DIRECTION —
State the number of lines that contain "ACAT", with no other text.

──────── DATASET RECORDS

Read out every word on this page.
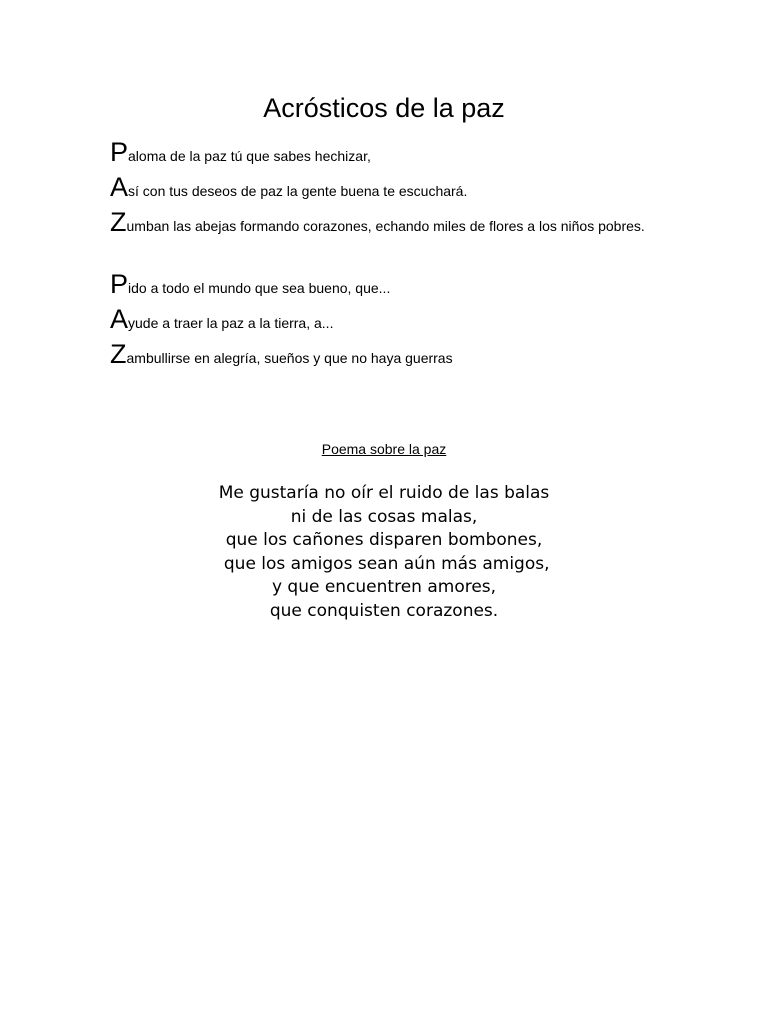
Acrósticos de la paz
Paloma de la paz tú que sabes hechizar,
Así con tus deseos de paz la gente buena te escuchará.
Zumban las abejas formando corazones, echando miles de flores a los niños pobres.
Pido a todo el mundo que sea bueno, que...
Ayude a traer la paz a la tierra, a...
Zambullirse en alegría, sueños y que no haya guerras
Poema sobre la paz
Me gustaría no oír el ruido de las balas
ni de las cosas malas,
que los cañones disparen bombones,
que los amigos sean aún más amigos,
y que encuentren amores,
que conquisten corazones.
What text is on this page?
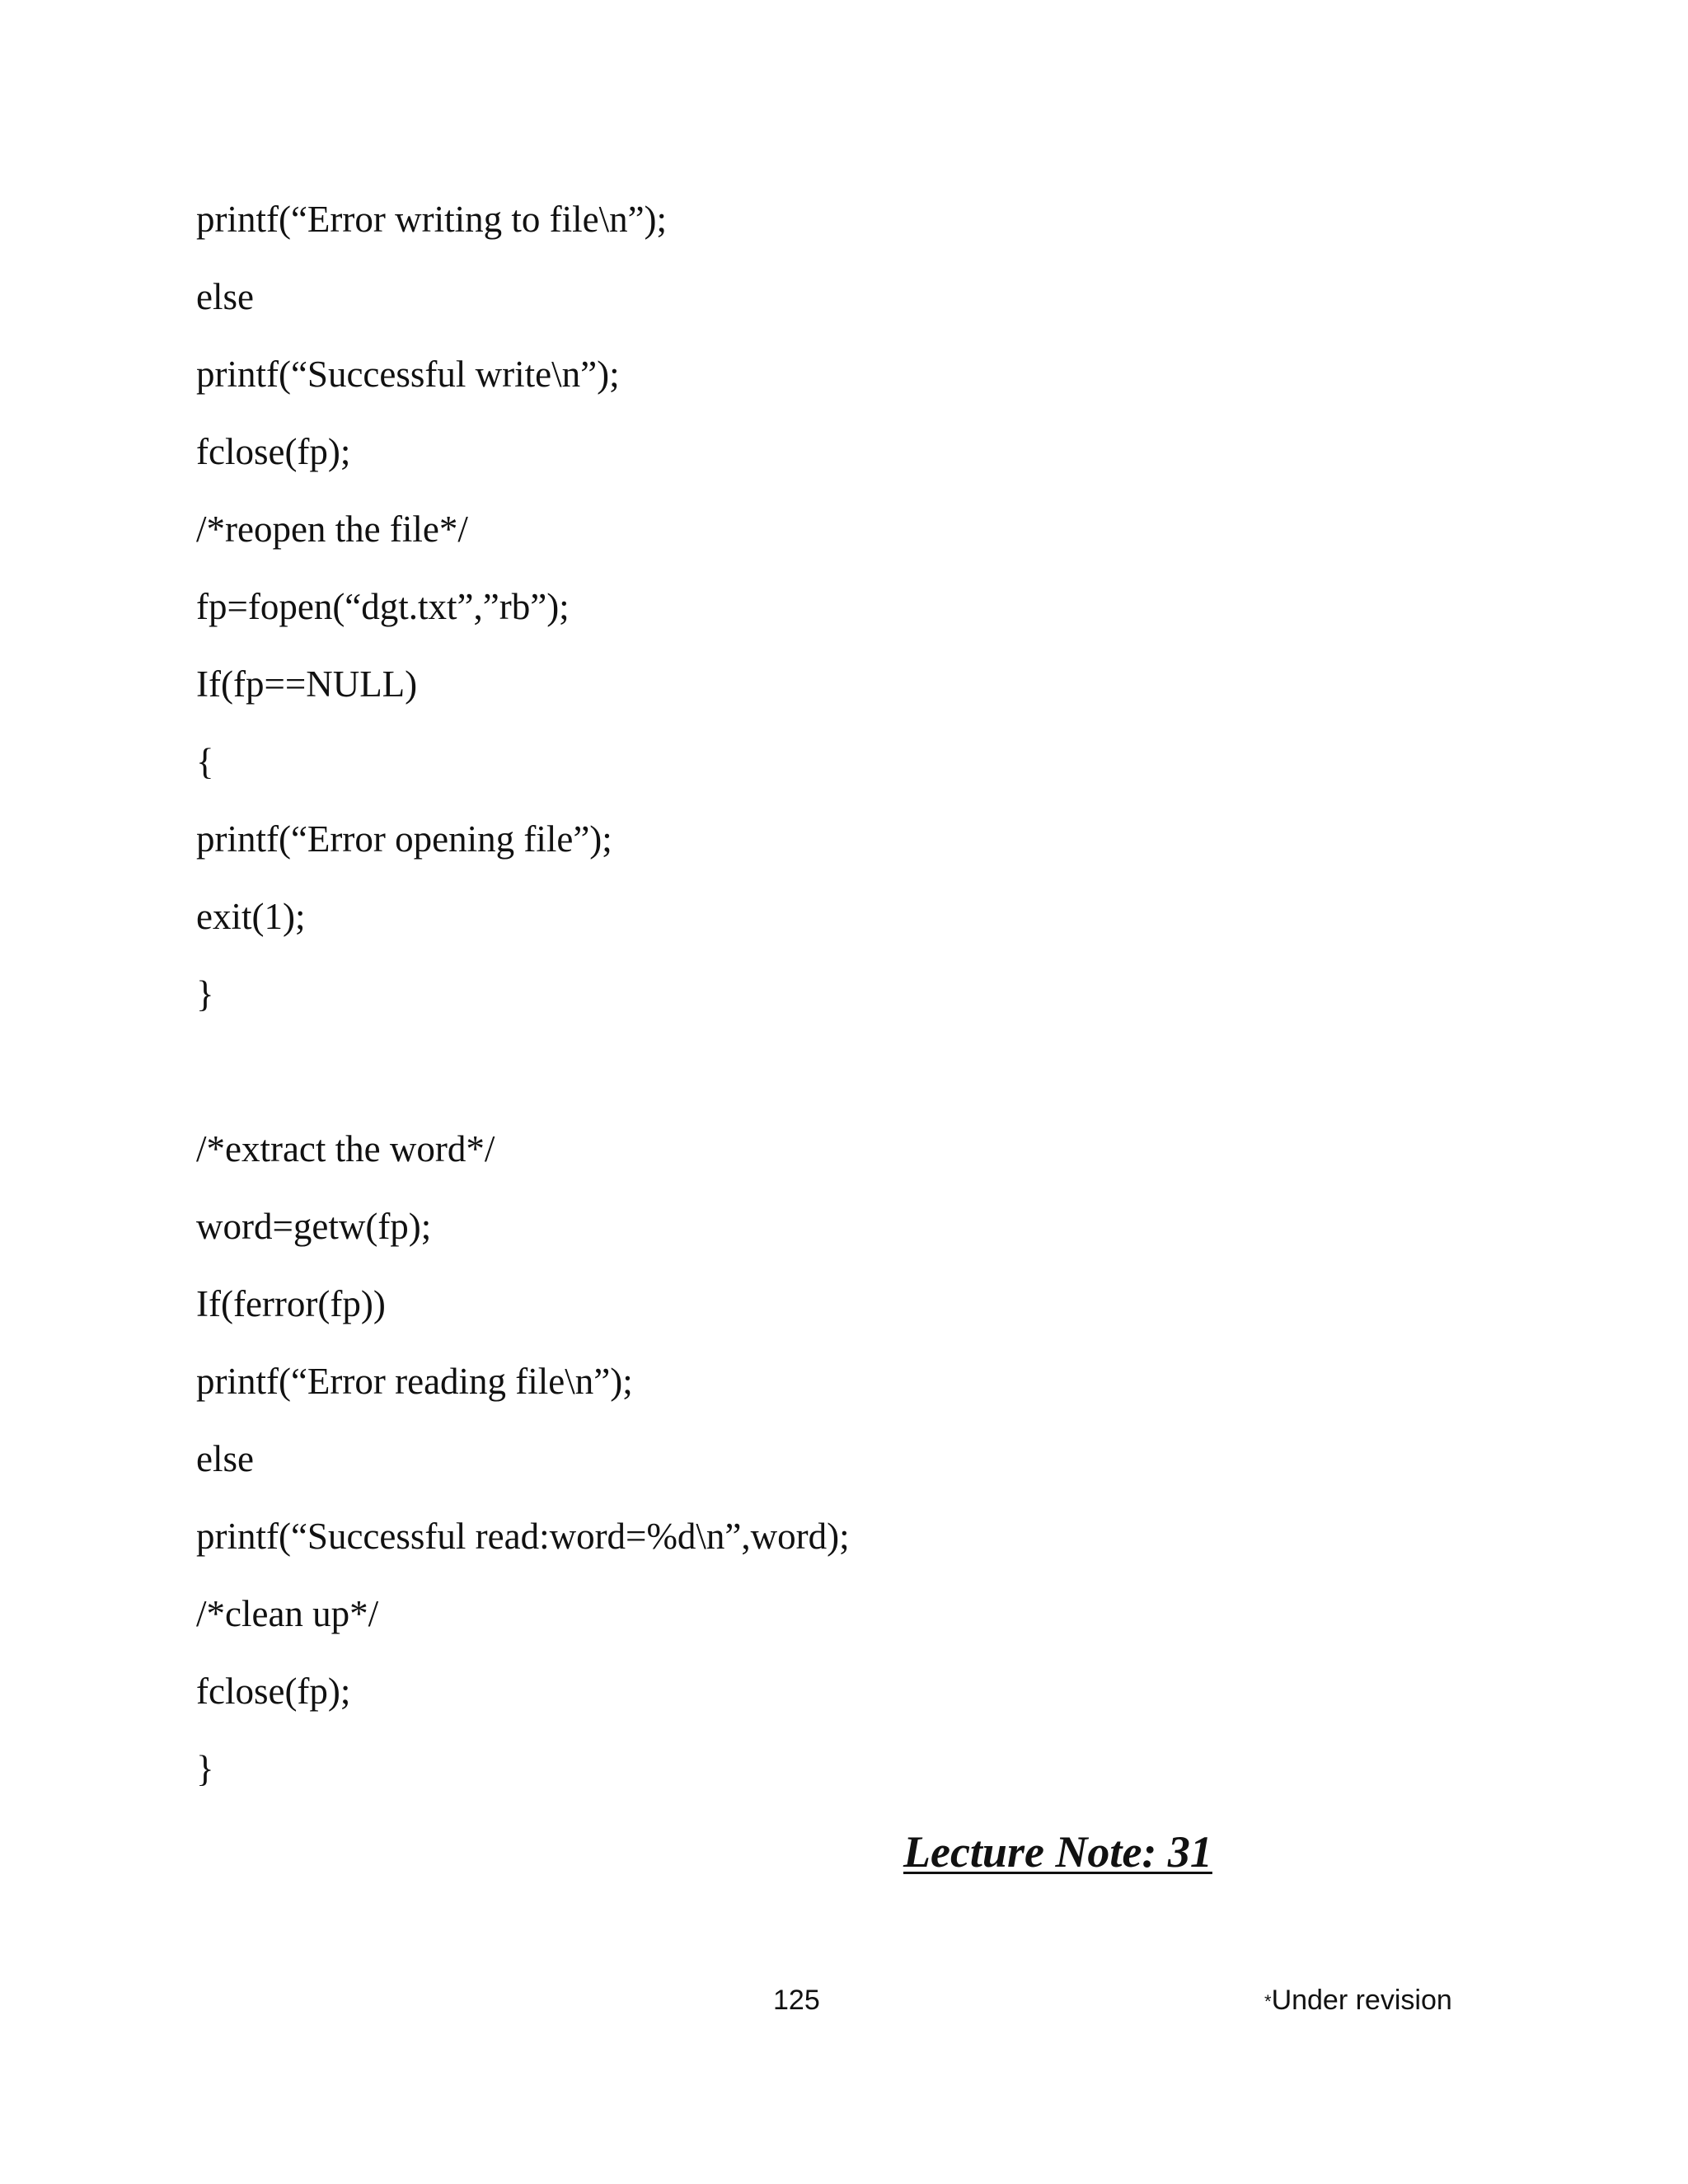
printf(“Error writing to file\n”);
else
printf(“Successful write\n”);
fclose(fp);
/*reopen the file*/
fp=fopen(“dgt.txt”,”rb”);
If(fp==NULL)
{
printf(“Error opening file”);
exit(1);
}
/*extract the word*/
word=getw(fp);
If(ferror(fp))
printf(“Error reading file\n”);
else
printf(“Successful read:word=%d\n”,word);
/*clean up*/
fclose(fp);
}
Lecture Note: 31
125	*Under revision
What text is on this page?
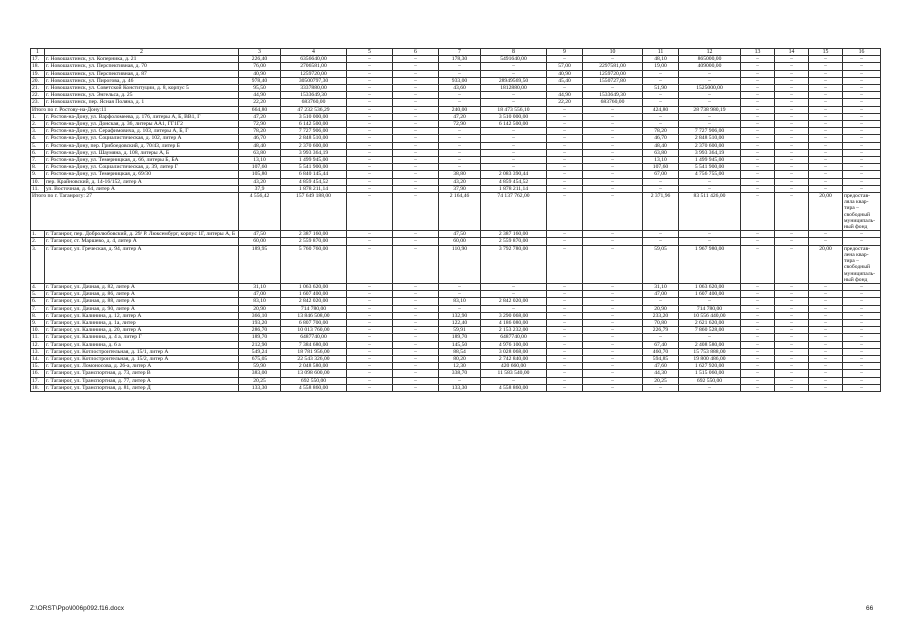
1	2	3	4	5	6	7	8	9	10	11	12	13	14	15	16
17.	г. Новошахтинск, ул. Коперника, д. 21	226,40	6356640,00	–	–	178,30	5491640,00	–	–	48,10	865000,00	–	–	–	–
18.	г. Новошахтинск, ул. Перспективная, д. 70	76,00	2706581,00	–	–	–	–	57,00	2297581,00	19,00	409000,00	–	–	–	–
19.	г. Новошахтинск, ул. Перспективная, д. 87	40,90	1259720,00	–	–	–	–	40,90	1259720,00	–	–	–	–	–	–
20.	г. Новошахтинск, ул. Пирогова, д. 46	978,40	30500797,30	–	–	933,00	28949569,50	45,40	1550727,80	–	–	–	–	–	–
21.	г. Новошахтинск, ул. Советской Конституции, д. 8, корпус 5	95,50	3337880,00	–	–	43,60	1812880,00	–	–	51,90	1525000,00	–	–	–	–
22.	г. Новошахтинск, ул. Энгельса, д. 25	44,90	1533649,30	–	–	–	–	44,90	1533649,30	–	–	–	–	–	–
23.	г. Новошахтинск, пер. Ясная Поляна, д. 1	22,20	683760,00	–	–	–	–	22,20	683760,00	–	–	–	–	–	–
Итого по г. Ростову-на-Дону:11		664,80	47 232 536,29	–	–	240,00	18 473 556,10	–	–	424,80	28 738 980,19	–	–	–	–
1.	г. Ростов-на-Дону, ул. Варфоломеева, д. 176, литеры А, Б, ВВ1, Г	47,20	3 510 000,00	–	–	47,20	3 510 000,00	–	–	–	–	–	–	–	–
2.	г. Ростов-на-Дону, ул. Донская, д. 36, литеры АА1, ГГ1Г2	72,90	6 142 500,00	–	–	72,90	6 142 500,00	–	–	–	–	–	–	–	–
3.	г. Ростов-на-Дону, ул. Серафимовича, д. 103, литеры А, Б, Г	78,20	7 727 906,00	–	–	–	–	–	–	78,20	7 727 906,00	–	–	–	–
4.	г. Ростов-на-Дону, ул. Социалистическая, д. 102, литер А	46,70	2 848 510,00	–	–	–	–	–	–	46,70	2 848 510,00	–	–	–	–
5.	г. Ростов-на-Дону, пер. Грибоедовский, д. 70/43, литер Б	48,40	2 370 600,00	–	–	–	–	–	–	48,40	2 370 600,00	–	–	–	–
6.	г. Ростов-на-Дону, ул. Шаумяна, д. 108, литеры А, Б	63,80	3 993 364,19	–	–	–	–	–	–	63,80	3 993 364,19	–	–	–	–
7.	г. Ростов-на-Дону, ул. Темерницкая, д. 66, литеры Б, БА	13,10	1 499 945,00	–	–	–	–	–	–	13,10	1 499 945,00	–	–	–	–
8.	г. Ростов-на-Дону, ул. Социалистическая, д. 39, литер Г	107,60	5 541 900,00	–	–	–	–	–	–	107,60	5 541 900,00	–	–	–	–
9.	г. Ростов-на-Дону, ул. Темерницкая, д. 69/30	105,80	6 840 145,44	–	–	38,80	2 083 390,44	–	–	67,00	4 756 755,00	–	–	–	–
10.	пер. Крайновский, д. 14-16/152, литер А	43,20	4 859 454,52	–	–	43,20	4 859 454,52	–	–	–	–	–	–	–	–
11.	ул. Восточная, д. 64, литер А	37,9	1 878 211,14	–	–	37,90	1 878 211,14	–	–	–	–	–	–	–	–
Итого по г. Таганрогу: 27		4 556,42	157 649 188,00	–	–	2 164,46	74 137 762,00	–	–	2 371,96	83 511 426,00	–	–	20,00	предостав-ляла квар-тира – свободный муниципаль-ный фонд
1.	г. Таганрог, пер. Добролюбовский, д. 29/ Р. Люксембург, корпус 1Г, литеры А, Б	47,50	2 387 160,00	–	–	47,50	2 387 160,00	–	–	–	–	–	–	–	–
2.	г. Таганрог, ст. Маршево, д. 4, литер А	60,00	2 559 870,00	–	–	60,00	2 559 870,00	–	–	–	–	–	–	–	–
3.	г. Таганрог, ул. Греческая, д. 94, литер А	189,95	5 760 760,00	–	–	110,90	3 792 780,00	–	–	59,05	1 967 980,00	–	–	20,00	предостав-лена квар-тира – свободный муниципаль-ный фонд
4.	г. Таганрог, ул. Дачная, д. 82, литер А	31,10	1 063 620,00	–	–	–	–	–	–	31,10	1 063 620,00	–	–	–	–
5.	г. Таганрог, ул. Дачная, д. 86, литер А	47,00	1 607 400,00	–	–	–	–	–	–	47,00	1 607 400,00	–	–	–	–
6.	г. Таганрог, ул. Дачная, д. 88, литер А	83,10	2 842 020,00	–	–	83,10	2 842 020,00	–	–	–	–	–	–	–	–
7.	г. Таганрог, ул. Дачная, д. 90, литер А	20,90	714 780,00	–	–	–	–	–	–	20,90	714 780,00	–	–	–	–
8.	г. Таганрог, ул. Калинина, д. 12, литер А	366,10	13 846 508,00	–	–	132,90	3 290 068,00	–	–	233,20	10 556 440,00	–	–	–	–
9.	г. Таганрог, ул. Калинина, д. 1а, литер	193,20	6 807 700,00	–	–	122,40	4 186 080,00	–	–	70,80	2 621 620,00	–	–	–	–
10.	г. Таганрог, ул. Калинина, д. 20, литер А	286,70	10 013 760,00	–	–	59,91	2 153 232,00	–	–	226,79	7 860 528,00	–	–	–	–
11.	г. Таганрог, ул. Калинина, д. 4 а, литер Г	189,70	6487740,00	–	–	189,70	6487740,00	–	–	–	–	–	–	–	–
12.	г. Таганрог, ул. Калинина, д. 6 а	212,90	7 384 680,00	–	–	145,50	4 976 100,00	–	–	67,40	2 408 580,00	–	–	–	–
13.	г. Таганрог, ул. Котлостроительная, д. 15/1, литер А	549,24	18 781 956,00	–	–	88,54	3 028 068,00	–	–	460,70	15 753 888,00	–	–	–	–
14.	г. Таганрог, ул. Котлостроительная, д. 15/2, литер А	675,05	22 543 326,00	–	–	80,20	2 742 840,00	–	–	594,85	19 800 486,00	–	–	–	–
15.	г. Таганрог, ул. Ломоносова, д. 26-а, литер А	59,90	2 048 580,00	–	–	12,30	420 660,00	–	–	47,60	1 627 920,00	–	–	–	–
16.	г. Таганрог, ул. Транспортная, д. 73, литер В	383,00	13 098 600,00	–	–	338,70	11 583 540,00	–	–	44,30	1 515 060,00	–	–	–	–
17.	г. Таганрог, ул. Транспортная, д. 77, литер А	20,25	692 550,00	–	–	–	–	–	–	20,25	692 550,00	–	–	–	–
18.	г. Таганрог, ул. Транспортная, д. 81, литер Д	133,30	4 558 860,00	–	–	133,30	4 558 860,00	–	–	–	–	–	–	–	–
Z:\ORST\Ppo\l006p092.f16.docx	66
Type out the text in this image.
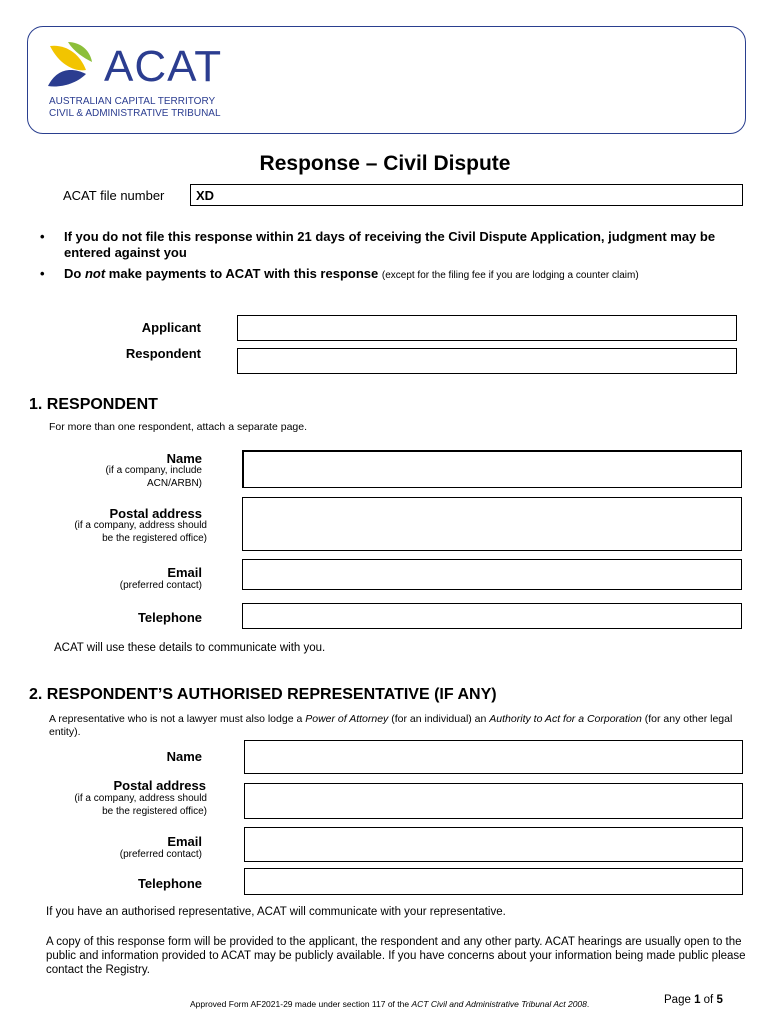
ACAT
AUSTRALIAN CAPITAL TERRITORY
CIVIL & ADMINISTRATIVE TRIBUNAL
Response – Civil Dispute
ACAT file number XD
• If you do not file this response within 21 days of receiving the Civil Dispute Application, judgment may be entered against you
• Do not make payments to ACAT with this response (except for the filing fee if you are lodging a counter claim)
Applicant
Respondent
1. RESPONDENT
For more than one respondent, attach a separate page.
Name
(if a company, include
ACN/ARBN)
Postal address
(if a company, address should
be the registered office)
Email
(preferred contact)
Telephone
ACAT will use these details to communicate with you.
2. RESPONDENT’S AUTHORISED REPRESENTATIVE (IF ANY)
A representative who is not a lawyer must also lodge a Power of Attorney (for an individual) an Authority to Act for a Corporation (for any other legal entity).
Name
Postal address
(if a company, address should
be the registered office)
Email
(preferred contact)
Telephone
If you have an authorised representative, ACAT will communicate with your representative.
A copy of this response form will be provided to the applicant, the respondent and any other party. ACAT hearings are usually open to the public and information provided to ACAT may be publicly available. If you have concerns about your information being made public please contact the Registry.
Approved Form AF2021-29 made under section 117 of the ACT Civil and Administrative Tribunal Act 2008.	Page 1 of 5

────────────────

ANSWER TO THE PROBLEM —
6